Your answer should be one number: how many lines of the data include the string "delete"?

> **Data records**
***

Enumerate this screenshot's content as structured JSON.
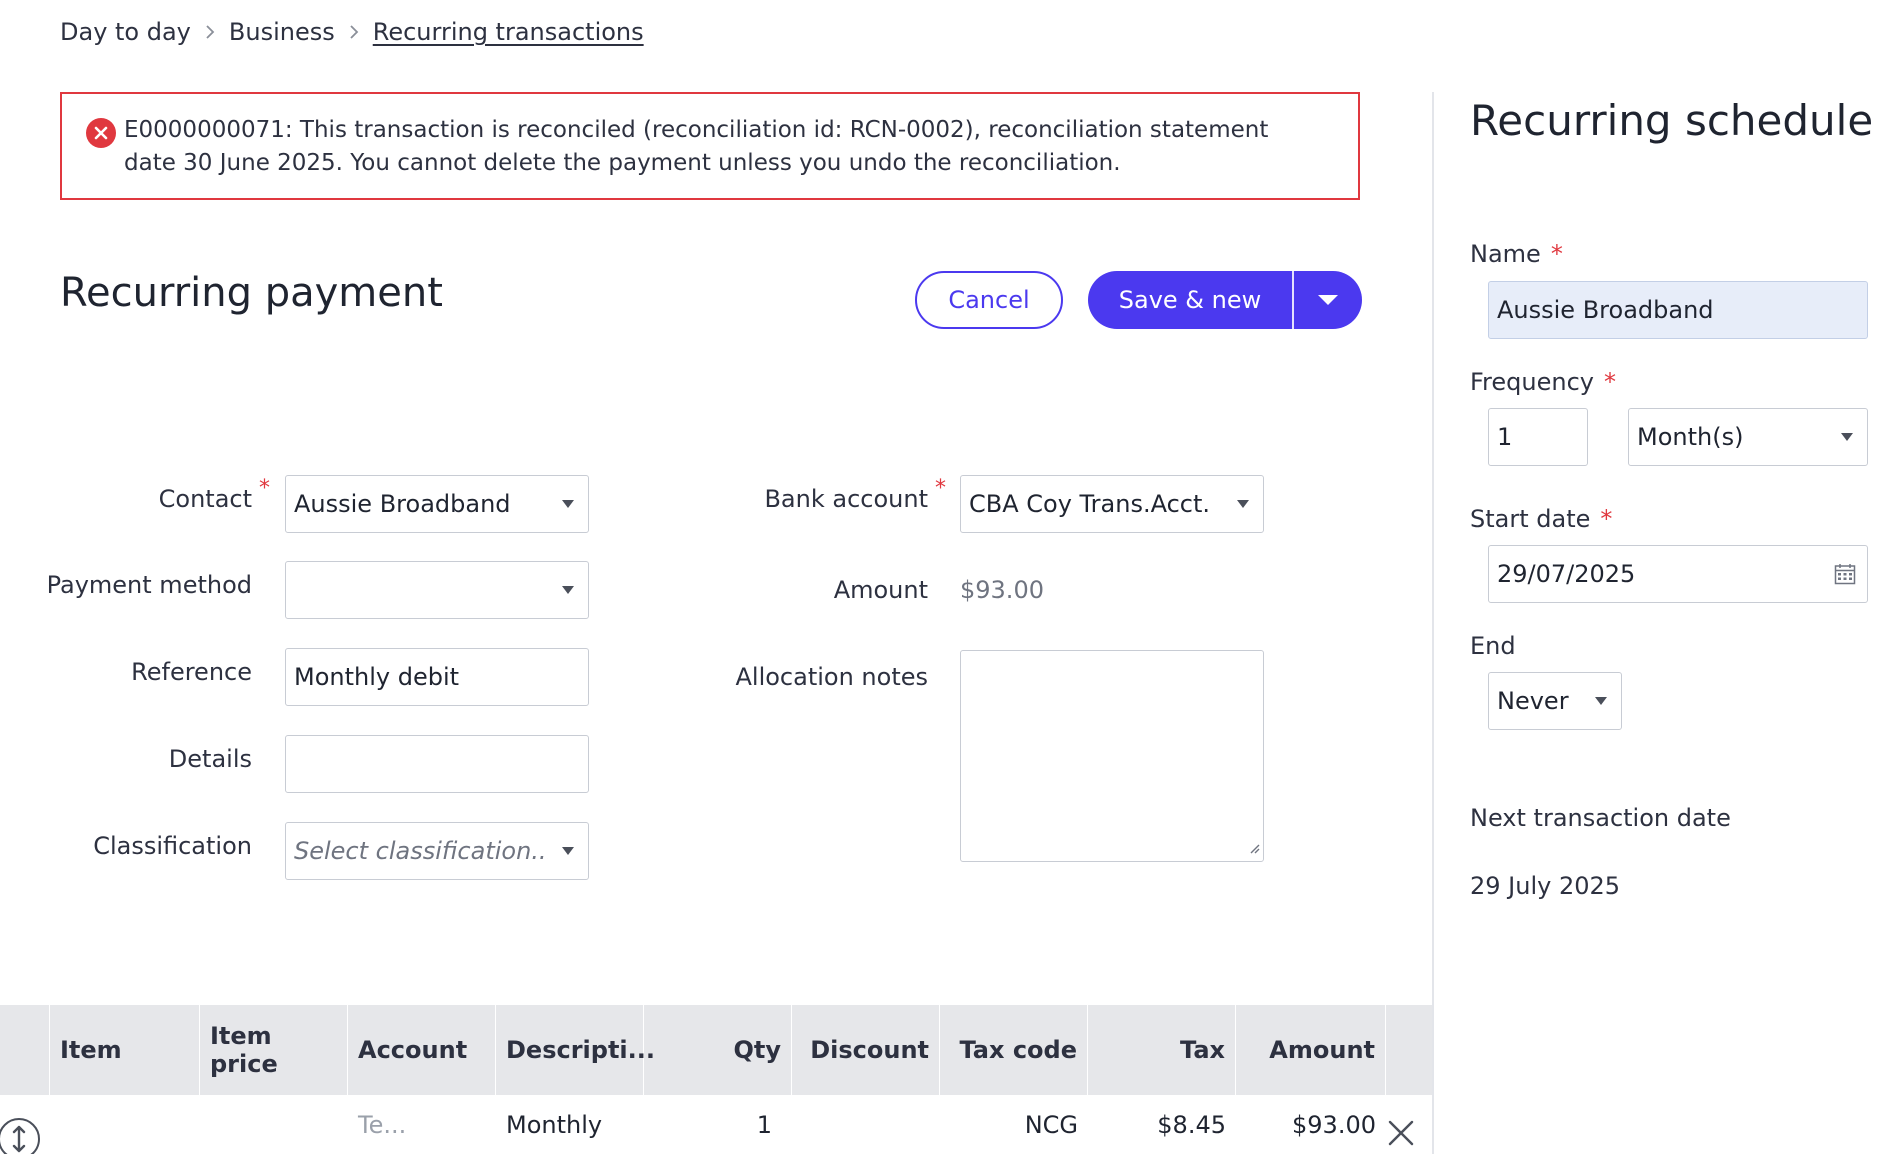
{
  "breadcrumb": {
    "items": [
      "Day to day",
      "Business",
      "Recurring transactions"
    ]
  },
  "error": {
    "message": "E0000000071: This transaction is reconciled (reconciliation id: RCN-0002), reconciliation statement date 30 June 2025. You cannot delete the payment unless you undo the reconciliation.",
    "color": "#e0383f"
  },
  "page": {
    "title": "Recurring payment"
  },
  "actions": {
    "cancel_label": "Cancel",
    "save_label": "Save & new",
    "primary_color": "#4b39ef"
  },
  "form": {
    "contact": {
      "label": "Contact",
      "value": "Aussie Broadband",
      "required": true
    },
    "payment_method": {
      "label": "Payment method",
      "value": ""
    },
    "reference": {
      "label": "Reference",
      "value": "Monthly debit"
    },
    "details": {
      "label": "Details",
      "value": ""
    },
    "classification": {
      "label": "Classification",
      "placeholder": "Select classification..."
    },
    "bank_account": {
      "label": "Bank account",
      "value": "CBA Coy Trans.Acct.",
      "required": true
    },
    "amount": {
      "label": "Amount",
      "value": "$93.00"
    },
    "allocation_notes": {
      "label": "Allocation notes",
      "value": ""
    },
    "required_marker": "*"
  },
  "schedule": {
    "title": "Recurring schedule",
    "name": {
      "label": "Name",
      "value": "Aussie Broadband",
      "required": true
    },
    "frequency": {
      "label": "Frequency",
      "count": "1",
      "unit": "Month(s)",
      "required": true
    },
    "start_date": {
      "label": "Start date",
      "value": "29/07/2025",
      "required": true
    },
    "end": {
      "label": "End",
      "value": "Never"
    },
    "next_transaction": {
      "label": "Next transaction date",
      "value": "29 July 2025"
    }
  },
  "table": {
    "columns": [
      "Item",
      "Item price",
      "Account",
      "Descripti...",
      "Qty",
      "Discount",
      "Tax code",
      "Tax",
      "Amount"
    ],
    "rows": [
      {
        "item": "",
        "item_price": "",
        "account": "Te...",
        "description": "Monthly",
        "qty": "1",
        "discount": "",
        "tax_code": "NCG",
        "tax": "$8.45",
        "amount": "$93.00"
      }
    ]
  },
  "icons": {
    "breadcrumb_separator": "chevron-right-icon",
    "error": "error-circle-icon",
    "dropdown": "caret-down-icon",
    "calendar": "calendar-icon",
    "drag": "drag-handle-icon",
    "delete": "close-icon"
  }
}
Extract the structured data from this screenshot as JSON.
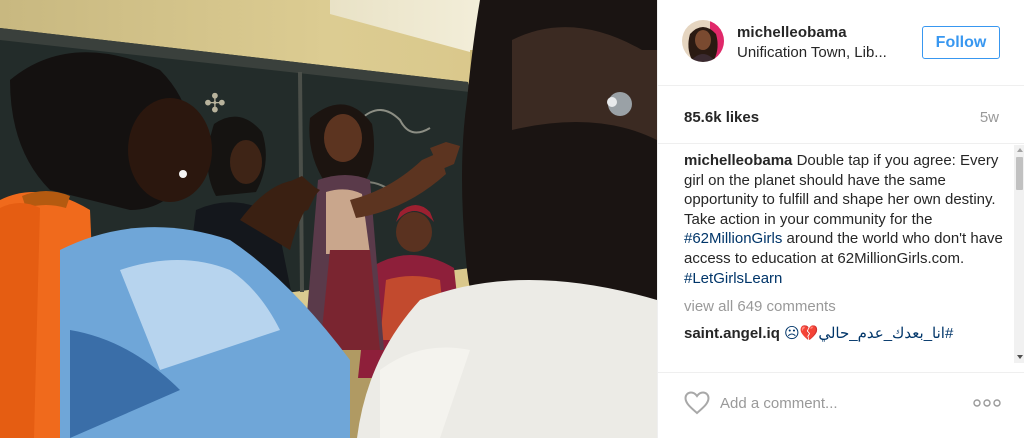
{
  "post": {
    "username": "michelleobama",
    "location": "Unification Town, Lib...",
    "follow_label": "Follow",
    "likes": "85.6k likes",
    "time_ago": "5w"
  },
  "caption": {
    "username": "michelleobama",
    "text": "Double tap if you agree: Every girl on the planet should have the same opportunity to fulfill and shape her own destiny. Take action in your community for the",
    "hashtag1": "#62MillionGirls",
    "text2": "around the world who don't have access to education at 62MillionGirls.com.",
    "hashtag2": "#LetGirlsLearn"
  },
  "view_all_comments": "view all 649 comments",
  "comments": [
    {
      "username": "saint.angel.iq",
      "text": "#انا_بعدك_عدم_حالي💔☹"
    }
  ],
  "add_comment": {
    "placeholder": "Add a comment..."
  },
  "icons": {
    "like": "heart-icon",
    "more": "more-options-icon"
  },
  "colors": {
    "accent": "#3897f0",
    "hashtag": "#003569",
    "muted": "#999999"
  }
}
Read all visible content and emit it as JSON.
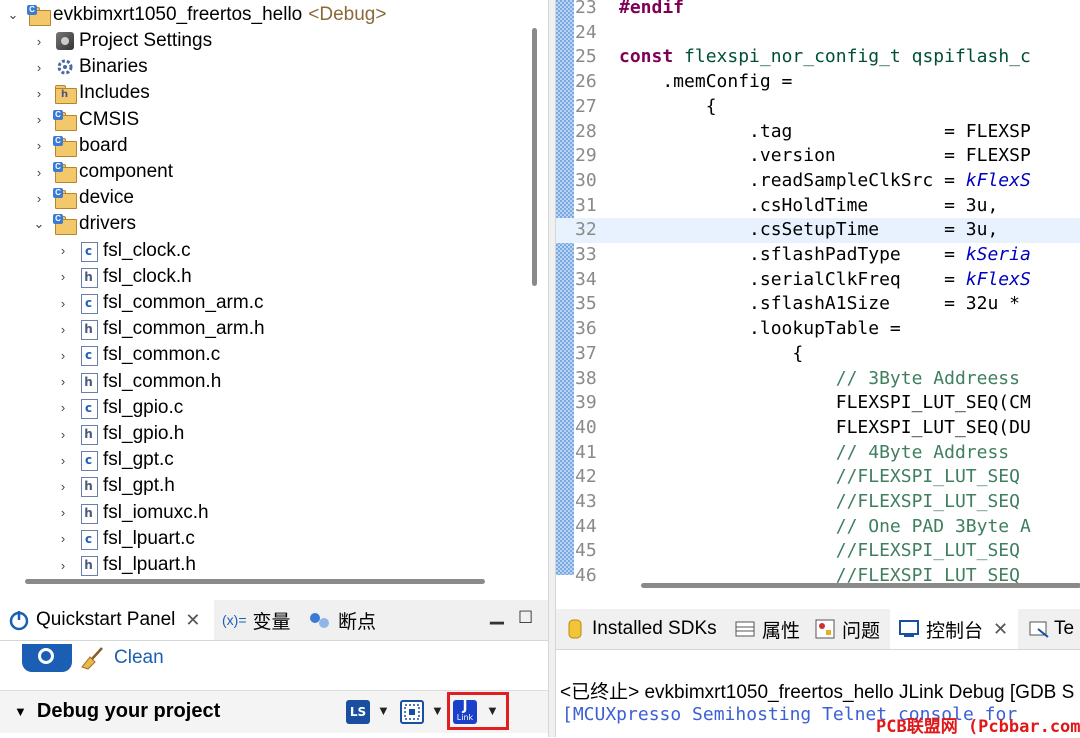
{
  "explorer": {
    "root": {
      "name": "evkbimxrt1050_freertos_hello",
      "tag": "<Debug>"
    },
    "items": [
      {
        "label": "Project Settings",
        "icon": "project-settings-icon"
      },
      {
        "label": "Binaries",
        "icon": "binaries-icon"
      },
      {
        "label": "Includes",
        "icon": "includes-icon"
      },
      {
        "label": "CMSIS",
        "icon": "folder-icon"
      },
      {
        "label": "board",
        "icon": "folder-icon"
      },
      {
        "label": "component",
        "icon": "folder-icon"
      },
      {
        "label": "device",
        "icon": "folder-icon"
      },
      {
        "label": "drivers",
        "icon": "folder-icon"
      }
    ],
    "driver_files": [
      "fsl_clock.c",
      "fsl_clock.h",
      "fsl_common_arm.c",
      "fsl_common_arm.h",
      "fsl_common.c",
      "fsl_common.h",
      "fsl_gpio.c",
      "fsl_gpio.h",
      "fsl_gpt.c",
      "fsl_gpt.h",
      "fsl_iomuxc.h",
      "fsl_lpuart.c",
      "fsl_lpuart.h"
    ]
  },
  "editor": {
    "lines": [
      {
        "n": "23",
        "t": "#endif"
      },
      {
        "n": "24",
        "t": ""
      },
      {
        "n": "25",
        "t": "const flexspi_nor_config_t qspiflash_c"
      },
      {
        "n": "26",
        "t": "    .memConfig ="
      },
      {
        "n": "27",
        "t": "        {"
      },
      {
        "n": "28",
        "t": "            .tag              = FLEXSP"
      },
      {
        "n": "29",
        "t": "            .version          = FLEXSP"
      },
      {
        "n": "30",
        "t": "            .readSampleClkSrc = kFlexS"
      },
      {
        "n": "31",
        "t": "            .csHoldTime       = 3u,"
      },
      {
        "n": "32",
        "t": "            .csSetupTime      = 3u,"
      },
      {
        "n": "33",
        "t": "            .sflashPadType    = kSeria"
      },
      {
        "n": "34",
        "t": "            .serialClkFreq    = kFlexS"
      },
      {
        "n": "35",
        "t": "            .sflashA1Size     = 32u *"
      },
      {
        "n": "36",
        "t": "            .lookupTable ="
      },
      {
        "n": "37",
        "t": "                {"
      },
      {
        "n": "38",
        "t": "                    // 3Byte Addreess"
      },
      {
        "n": "39",
        "t": "                    FLEXSPI_LUT_SEQ(CM"
      },
      {
        "n": "40",
        "t": "                    FLEXSPI_LUT_SEQ(DU"
      },
      {
        "n": "41",
        "t": "                    // 4Byte Address"
      },
      {
        "n": "42",
        "t": "                    //FLEXSPI_LUT_SEQ"
      },
      {
        "n": "43",
        "t": "                    //FLEXSPI_LUT_SEQ"
      },
      {
        "n": "44",
        "t": "                    // One PAD 3Byte A"
      },
      {
        "n": "45",
        "t": "                    //FLEXSPI_LUT_SEQ"
      },
      {
        "n": "46",
        "t": "                    //FLEXSPI_LUT_SEQ"
      }
    ]
  },
  "quickstart": {
    "tabs": {
      "quickstart": "Quickstart Panel",
      "variables_prefix": "(x)=",
      "variables": "变量",
      "breakpoints": "断点"
    },
    "clean_label": "Clean",
    "debug_title": "Debug your project",
    "ls_icon_text": "LS",
    "jlink_icon_text": "J"
  },
  "console": {
    "tabs": {
      "installed_sdks": "Installed SDKs",
      "properties": "属性",
      "problems": "问题",
      "console": "控制台",
      "terminal": "Te"
    },
    "status": "<已终止> evkbimxrt1050_freertos_hello JLink Debug [GDB S",
    "line": "[MCUXpresso Semihosting Telnet console for",
    "watermark": "PCB联盟网 (Pcbbar.com)"
  }
}
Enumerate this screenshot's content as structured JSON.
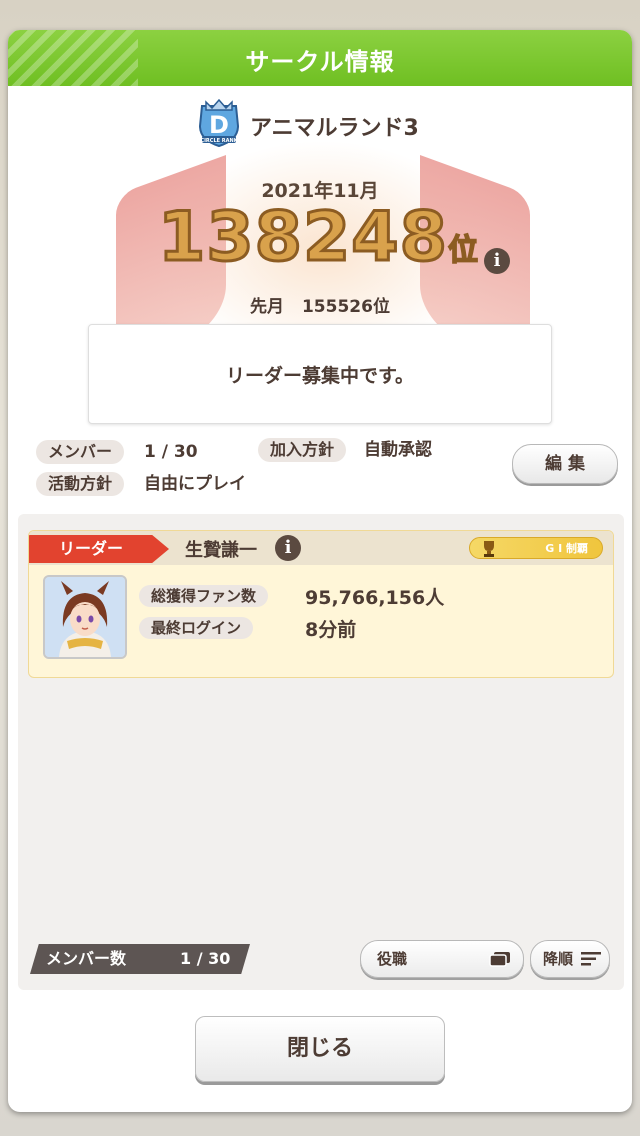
{
  "dialog": {
    "title": "サークル情報"
  },
  "circle": {
    "name": "アニマルランド3",
    "badge_letter": "D",
    "badge_caption": "CIRCLE RANK",
    "month": "2021年11月",
    "rank": "138248",
    "rank_unit": "位",
    "last_month_label": "先月",
    "last_month_value": "155526位",
    "message": "リーダー募集中です。"
  },
  "details": {
    "members_label": "メンバー",
    "members_value": "1 / 30",
    "join_policy_label": "加入方針",
    "join_policy_value": "自動承認",
    "activity_label": "活動方針",
    "activity_value": "自由にプレイ",
    "edit_label": "編 集"
  },
  "leader": {
    "tag": "リーダー",
    "name": "生贄謙一",
    "badge": "G I 制覇",
    "fans_label": "総獲得ファン数",
    "fans_value": "95,766,156人",
    "login_label": "最終ログイン",
    "login_value": "8分前"
  },
  "list_footer": {
    "count_label": "メンバー数",
    "count_value": "1 / 30",
    "role_button": "役職",
    "order_button": "降順"
  },
  "close_label": "閉じる",
  "colors": {
    "header_green": "#7dc832",
    "leader_red": "#e2432f",
    "card_yellow": "#fff6d8"
  }
}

***

> **Output for this exercise**
2